▶ Exercise requirements: Below is a listing; copy all of it exactly.
** BEGIN **
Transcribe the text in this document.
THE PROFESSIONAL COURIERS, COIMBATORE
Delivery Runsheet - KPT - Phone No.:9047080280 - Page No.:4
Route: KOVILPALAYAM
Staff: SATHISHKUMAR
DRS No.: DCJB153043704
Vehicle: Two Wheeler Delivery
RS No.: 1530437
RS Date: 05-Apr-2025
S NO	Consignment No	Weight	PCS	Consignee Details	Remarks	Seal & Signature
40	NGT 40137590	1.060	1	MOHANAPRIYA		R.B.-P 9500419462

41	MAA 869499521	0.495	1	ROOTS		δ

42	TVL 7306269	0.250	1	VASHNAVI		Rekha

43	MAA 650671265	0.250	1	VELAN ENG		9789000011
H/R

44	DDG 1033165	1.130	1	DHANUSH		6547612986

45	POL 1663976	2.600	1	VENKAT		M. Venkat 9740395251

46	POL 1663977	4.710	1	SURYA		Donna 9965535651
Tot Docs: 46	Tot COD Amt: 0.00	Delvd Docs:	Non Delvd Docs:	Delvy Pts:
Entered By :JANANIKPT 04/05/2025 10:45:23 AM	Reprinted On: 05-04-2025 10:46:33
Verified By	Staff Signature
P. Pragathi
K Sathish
** END **
▶ Task response:
Transcribe the text in this document.
THE PROFESSIONAL COURIERS, COIMBATORE
Delivery Runsheet - KPT - Phone No.:9047080280 - Page No.:4
Route: KOVILPALAYAM
Staff: SATHISHKUMAR
DRS No.: DCJB153043704
Vehicle: Two Wheeler Delivery
RS No.: 1530437
RS Date: 05-Apr-2025
S NO	Consignment No	Weight	PCS	Consignee Details	Remarks	Seal & Signature
40	NGT 40137590	1.060	1	MOHANAPRIYA		R.B.-P 9500419462

41	MAA 869499521	0.495	1	ROOTS		δ

42	TVL 7306269	0.250	1	VASHNAVI		Rekha

43	MAA 650671265	0.250	1	VELAN ENG		9789000011
H/R

44	DDG 1033165	1.130	1	DHANUSH		6547612986

45	POL 1663976	2.600	1	VENKAT		M. Venkat 9740395251

46	POL 1663977	4.710	1	SURYA		Donna 9965535651
Tot Docs: 46	Tot COD Amt: 0.00	Delvd Docs:	Non Delvd Docs:	Delvy Pts:
Entered By :JANANIKPT 04/05/2025 10:45:23 AM	Reprinted On: 05-04-2025 10:46:33
Verified By	Staff Signature
P. Pragathi
K Sathish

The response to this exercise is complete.